Text section:
Does XAML have any counterparts or predecessors in the Java world or elsewhere? I believe someone told me that Java Server Faces was similar to WPF, so what is the equivalent of XAML there?
I know MXML in Flex is similar but as far as I can remember there are some major structural differences, from what I remember MXML doesn't really describe objects but is more of a pure presentation XML.
This is a case of a general technology having such an overwhelming common specific usage that becomes synonmous with the specific usage. For example, discussions of Javascript often assume the browser context and the manipulation of a HTML DOM without anyone having to expressly say so.
Strictly speaking XAML is not like XUL or SVG apart from being XML. XUL, SVG have a defined syntax for declaring User interface or graphical elements, raw XAML does not.
XAML can, for example, also be used to describe Workflows in Workflow foundation.
XAML is actually an approach to reading XML in order to describe types and properties of those types. For example, a property of a type may be described either using an attribute or an Element as long as its name can be interpreted correctly. XAML also includes an extension to the basic XML syntax where { } in an attribute can act as a short hand for a complex element.
I've not come across this sort of thing before. All other XML based technologies come with a specific purpose, XAML is the first usage of XML I've seen that is deviod of any specific nomenclature but just a means of mapping XML to types.

What to work on:
1. In the XAML discussion, translate this sentence into Spanish: "XAML can, for example, also be used to describe Workflows in Workflow foundation."
2. According to the XAML discussion, what can { } in an attribute act as?
3. Write out the part of the XAML discussion from "This is a case" to "in Workflow foundation.".

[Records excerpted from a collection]
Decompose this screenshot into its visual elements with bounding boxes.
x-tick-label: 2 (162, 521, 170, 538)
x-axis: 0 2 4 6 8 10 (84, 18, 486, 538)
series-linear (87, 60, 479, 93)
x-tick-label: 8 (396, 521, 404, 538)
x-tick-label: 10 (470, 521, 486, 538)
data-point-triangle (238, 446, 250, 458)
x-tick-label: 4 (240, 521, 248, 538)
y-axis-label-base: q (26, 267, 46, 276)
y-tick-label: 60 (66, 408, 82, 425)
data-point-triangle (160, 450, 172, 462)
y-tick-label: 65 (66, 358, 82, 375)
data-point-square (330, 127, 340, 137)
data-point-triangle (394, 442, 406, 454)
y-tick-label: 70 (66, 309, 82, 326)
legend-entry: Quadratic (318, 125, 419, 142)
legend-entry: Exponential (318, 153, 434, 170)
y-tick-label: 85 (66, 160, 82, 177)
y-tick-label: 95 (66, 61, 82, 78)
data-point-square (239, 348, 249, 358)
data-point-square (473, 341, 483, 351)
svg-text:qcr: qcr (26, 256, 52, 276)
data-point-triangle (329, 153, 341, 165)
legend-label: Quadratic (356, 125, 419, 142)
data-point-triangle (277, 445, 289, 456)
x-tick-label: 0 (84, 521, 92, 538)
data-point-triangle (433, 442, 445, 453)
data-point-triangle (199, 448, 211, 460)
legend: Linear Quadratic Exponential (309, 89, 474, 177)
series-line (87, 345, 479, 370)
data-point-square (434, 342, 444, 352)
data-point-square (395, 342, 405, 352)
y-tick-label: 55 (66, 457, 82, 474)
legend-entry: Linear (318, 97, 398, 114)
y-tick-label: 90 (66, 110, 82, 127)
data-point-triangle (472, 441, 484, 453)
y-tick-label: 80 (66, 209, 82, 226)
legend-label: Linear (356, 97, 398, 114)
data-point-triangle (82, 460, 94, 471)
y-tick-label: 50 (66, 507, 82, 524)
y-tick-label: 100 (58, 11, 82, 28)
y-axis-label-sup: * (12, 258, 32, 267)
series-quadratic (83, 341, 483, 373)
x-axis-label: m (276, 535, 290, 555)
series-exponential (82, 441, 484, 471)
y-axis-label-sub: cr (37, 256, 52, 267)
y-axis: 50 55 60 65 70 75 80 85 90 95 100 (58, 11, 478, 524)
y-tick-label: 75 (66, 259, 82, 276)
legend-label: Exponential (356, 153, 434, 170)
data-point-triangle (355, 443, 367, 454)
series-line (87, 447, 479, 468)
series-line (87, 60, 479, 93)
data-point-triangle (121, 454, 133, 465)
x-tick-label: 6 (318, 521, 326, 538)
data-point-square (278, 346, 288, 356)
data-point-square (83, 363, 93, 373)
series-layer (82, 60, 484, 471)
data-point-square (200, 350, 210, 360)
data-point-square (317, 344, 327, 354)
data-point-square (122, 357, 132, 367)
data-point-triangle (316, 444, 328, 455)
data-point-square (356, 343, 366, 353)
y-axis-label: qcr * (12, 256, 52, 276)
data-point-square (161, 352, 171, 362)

Results of the tasks:
1. XAML también puede usarse, por ejemplo, para describir flujos de trabajo en Workflow foundation.

2. A shorthand for a complex element.

3.
This is a case of a general technology having such an overwhelming common specific usage that becomes synonmous with the specific usage. For example, discussions of Javascript often assume the browser context and the manipulation of a HTML DOM without anyone having to expressly say so.
Strictly speaking XAML is not like XUL or SVG apart from being XML. XUL, SVG have a defined syntax for declaring User interface or graphical elements, raw XAML does not.
XAML can, for example, also be used to describe Workflows in Workflow foundation.